[Figure dataset records]
━━━━━━━━━━━━━━━━━━━━
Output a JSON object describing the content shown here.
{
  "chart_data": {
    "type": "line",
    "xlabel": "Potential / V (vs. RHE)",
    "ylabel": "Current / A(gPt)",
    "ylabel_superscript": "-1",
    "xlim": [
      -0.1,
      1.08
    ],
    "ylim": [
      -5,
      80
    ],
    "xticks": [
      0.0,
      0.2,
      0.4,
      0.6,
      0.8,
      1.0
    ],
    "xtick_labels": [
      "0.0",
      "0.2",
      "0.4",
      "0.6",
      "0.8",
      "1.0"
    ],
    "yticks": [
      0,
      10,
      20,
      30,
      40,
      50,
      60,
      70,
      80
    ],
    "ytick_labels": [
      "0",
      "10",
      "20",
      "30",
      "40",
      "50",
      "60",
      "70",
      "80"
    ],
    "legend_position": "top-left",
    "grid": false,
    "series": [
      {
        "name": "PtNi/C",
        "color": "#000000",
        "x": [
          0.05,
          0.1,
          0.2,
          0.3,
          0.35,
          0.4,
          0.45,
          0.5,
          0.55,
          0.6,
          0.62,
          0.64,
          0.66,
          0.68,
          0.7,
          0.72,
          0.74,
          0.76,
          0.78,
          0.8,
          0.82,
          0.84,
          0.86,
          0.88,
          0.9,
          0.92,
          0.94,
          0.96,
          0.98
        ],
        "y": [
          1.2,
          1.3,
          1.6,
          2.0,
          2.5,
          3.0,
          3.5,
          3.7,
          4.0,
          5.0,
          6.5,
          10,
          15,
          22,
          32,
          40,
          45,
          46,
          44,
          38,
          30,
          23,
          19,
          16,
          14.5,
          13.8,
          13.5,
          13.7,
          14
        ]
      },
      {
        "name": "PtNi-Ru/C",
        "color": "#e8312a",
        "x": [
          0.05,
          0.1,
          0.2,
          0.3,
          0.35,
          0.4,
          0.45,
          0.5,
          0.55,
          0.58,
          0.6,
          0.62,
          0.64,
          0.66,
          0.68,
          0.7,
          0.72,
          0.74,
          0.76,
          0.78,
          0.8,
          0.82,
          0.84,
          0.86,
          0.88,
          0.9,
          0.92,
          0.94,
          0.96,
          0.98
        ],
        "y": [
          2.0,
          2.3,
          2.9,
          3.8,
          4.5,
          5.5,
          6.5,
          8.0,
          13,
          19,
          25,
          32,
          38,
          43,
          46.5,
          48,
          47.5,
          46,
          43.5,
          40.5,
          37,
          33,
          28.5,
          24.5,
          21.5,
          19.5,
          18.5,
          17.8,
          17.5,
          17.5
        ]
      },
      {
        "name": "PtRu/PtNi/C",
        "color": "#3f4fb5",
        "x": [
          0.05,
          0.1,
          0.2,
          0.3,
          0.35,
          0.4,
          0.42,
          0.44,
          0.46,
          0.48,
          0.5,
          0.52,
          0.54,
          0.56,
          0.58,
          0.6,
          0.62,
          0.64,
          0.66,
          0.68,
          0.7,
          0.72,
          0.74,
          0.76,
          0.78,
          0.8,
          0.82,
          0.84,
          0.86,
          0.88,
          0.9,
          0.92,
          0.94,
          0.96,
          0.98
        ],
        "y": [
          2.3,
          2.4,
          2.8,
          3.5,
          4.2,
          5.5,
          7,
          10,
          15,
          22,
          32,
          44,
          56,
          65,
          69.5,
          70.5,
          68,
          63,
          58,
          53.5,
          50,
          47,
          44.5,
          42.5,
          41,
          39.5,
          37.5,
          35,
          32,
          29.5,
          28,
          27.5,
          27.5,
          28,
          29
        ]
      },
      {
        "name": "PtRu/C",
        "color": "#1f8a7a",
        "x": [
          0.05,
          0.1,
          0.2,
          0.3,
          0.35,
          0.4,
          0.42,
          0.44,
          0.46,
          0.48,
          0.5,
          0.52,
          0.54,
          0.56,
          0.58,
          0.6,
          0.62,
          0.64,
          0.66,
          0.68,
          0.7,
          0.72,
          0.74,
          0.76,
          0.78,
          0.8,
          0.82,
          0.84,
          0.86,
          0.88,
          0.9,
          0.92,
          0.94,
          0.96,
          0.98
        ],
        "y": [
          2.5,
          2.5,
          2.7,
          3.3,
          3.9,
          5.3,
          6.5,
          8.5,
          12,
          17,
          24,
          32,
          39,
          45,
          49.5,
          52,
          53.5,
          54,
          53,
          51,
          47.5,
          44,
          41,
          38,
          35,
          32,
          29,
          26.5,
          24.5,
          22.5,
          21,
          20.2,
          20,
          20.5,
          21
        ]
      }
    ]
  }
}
━━━━━━━━━━━━━━━━━━━━
Output the records above in their entirety, exactly.

Correct answer:
Output a JSON object describing the content shown here.
{
  "chart_data": {
    "type": "line",
    "xlabel": "Potential / V (vs. RHE)",
    "ylabel": "Current / A(gPt)",
    "ylabel_superscript": "-1",
    "xlim": [
      -0.1,
      1.08
    ],
    "ylim": [
      -5,
      80
    ],
    "xticks": [
      0.0,
      0.2,
      0.4,
      0.6,
      0.8,
      1.0
    ],
    "xtick_labels": [
      "0.0",
      "0.2",
      "0.4",
      "0.6",
      "0.8",
      "1.0"
    ],
    "yticks": [
      0,
      10,
      20,
      30,
      40,
      50,
      60,
      70,
      80
    ],
    "ytick_labels": [
      "0",
      "10",
      "20",
      "30",
      "40",
      "50",
      "60",
      "70",
      "80"
    ],
    "legend_position": "top-left",
    "grid": false,
    "series": [
      {
        "name": "PtNi/C",
        "color": "#000000",
        "x": [
          0.05,
          0.1,
          0.2,
          0.3,
          0.35,
          0.4,
          0.45,
          0.5,
          0.55,
          0.6,
          0.62,
          0.64,
          0.66,
          0.68,
          0.7,
          0.72,
          0.74,
          0.76,
          0.78,
          0.8,
          0.82,
          0.84,
          0.86,
          0.88,
          0.9,
          0.92,
          0.94,
          0.96,
          0.98
        ],
        "y": [
          1.2,
          1.3,
          1.6,
          2.0,
          2.5,
          3.0,
          3.5,
          3.7,
          4.0,
          5.0,
          6.5,
          10,
          15,
          22,
          32,
          40,
          45,
          46,
          44,
          38,
          30,
          23,
          19,
          16,
          14.5,
          13.8,
          13.5,
          13.7,
          14
        ]
      },
      {
        "name": "PtNi-Ru/C",
        "color": "#e8312a",
        "x": [
          0.05,
          0.1,
          0.2,
          0.3,
          0.35,
          0.4,
          0.45,
          0.5,
          0.55,
          0.58,
          0.6,
          0.62,
          0.64,
          0.66,
          0.68,
          0.7,
          0.72,
          0.74,
          0.76,
          0.78,
          0.8,
          0.82,
          0.84,
          0.86,
          0.88,
          0.9,
          0.92,
          0.94,
          0.96,
          0.98
        ],
        "y": [
          2.0,
          2.3,
          2.9,
          3.8,
          4.5,
          5.5,
          6.5,
          8.0,
          13,
          19,
          25,
          32,
          38,
          43,
          46.5,
          48,
          47.5,
          46,
          43.5,
          40.5,
          37,
          33,
          28.5,
          24.5,
          21.5,
          19.5,
          18.5,
          17.8,
          17.5,
          17.5
        ]
      },
      {
        "name": "PtRu/PtNi/C",
        "color": "#3f4fb5",
        "x": [
          0.05,
          0.1,
          0.2,
          0.3,
          0.35,
          0.4,
          0.42,
          0.44,
          0.46,
          0.48,
          0.5,
          0.52,
          0.54,
          0.56,
          0.58,
          0.6,
          0.62,
          0.64,
          0.66,
          0.68,
          0.7,
          0.72,
          0.74,
          0.76,
          0.78,
          0.8,
          0.82,
          0.84,
          0.86,
          0.88,
          0.9,
          0.92,
          0.94,
          0.96,
          0.98
        ],
        "y": [
          2.3,
          2.4,
          2.8,
          3.5,
          4.2,
          5.5,
          7,
          10,
          15,
          22,
          32,
          44,
          56,
          65,
          69.5,
          70.5,
          68,
          63,
          58,
          53.5,
          50,
          47,
          44.5,
          42.5,
          41,
          39.5,
          37.5,
          35,
          32,
          29.5,
          28,
          27.5,
          27.5,
          28,
          29
        ]
      },
      {
        "name": "PtRu/C",
        "color": "#1f8a7a",
        "x": [
          0.05,
          0.1,
          0.2,
          0.3,
          0.35,
          0.4,
          0.42,
          0.44,
          0.46,
          0.48,
          0.5,
          0.52,
          0.54,
          0.56,
          0.58,
          0.6,
          0.62,
          0.64,
          0.66,
          0.68,
          0.7,
          0.72,
          0.74,
          0.76,
          0.78,
          0.8,
          0.82,
          0.84,
          0.86,
          0.88,
          0.9,
          0.92,
          0.94,
          0.96,
          0.98
        ],
        "y": [
          2.5,
          2.5,
          2.7,
          3.3,
          3.9,
          5.3,
          6.5,
          8.5,
          12,
          17,
          24,
          32,
          39,
          45,
          49.5,
          52,
          53.5,
          54,
          53,
          51,
          47.5,
          44,
          41,
          38,
          35,
          32,
          29,
          26.5,
          24.5,
          22.5,
          21,
          20.2,
          20,
          20.5,
          21
        ]
      }
    ]
  }
}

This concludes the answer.